▶ _WHAT IS NEEDED_
In the data below, find every line that has the string "author", and copy it.
^^^^^^^^
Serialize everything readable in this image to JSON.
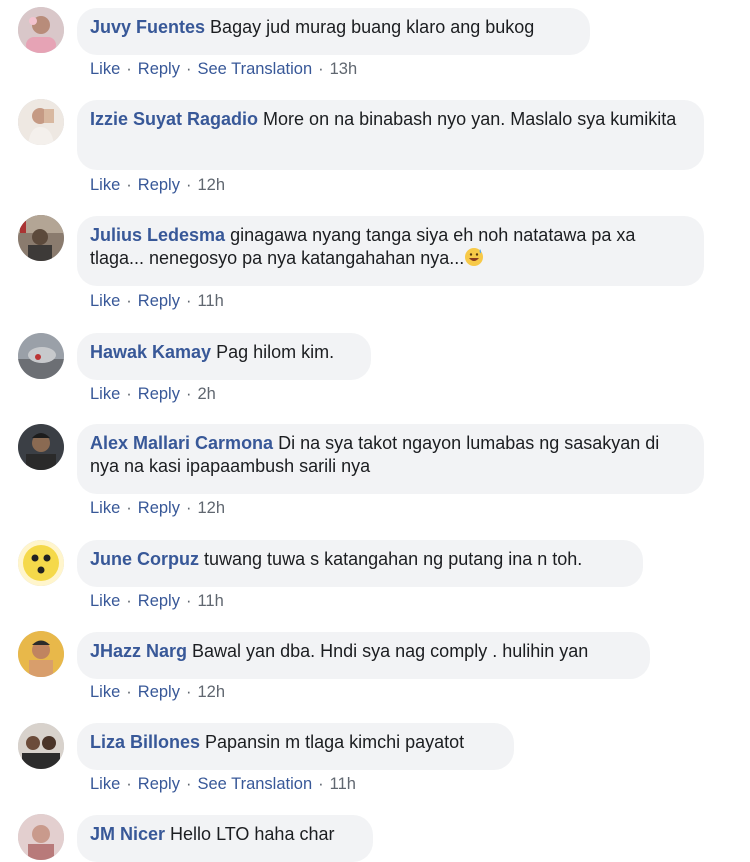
{
  "actions": {
    "like": "Like",
    "reply": "Reply",
    "see_translation": "See Translation",
    "separator": "·"
  },
  "comments": [
    {
      "author": "Juvy Fuentes",
      "text": "Bagay jud murag buang klaro ang bukog",
      "time": "13h",
      "translation": true
    },
    {
      "author": "Izzie Suyat Ragadio",
      "text": "More on na binabash nyo yan. Maslalo sya kumikita",
      "time": "12h",
      "translation": false
    },
    {
      "author": "Julius Ledesma",
      "text": "ginagawa nyang tanga siya eh noh natatawa pa xa tlaga... nenegosyo pa nya katangahahan nya...",
      "time": "11h",
      "translation": false,
      "emoji": "grinning-sweat-emoji"
    },
    {
      "author": "Hawak Kamay",
      "text": "Pag hilom kim.",
      "time": "2h",
      "translation": false
    },
    {
      "author": "Alex Mallari Carmona",
      "text": "Di na sya takot ngayon lumabas ng sasakyan di nya na kasi ipapaambush sarili nya",
      "time": "12h",
      "translation": false
    },
    {
      "author": "June Corpuz",
      "text": "tuwang tuwa s katangahan ng putang ina n toh.",
      "time": "11h",
      "translation": false
    },
    {
      "author": "JHazz Narg",
      "text": "Bawal yan dba. Hndi sya nag comply . hulihin yan",
      "time": "12h",
      "translation": false
    },
    {
      "author": "Liza Billones",
      "text": "Papansin m tlaga kimchi payatot",
      "time": "11h",
      "translation": true
    },
    {
      "author": "JM Nicer",
      "text": "Hello LTO haha char",
      "time": "",
      "translation": false
    }
  ],
  "colors": {
    "author": "#385898",
    "bubble": "#f2f3f5",
    "meta": "#606770"
  }
}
^^^^^^^^
▶ _ANSWER FOR THE TASK_
      "author": "Juvy Fuentes",
      "author": "Izzie Suyat Ragadio",
      "author": "Julius Ledesma",
      "author": "Hawak Kamay",
      "author": "Alex Mallari Carmona",
      "author": "June Corpuz",
      "author": "JHazz Narg",
      "author": "Liza Billones",
      "author": "JM Nicer",
    "author": "#385898",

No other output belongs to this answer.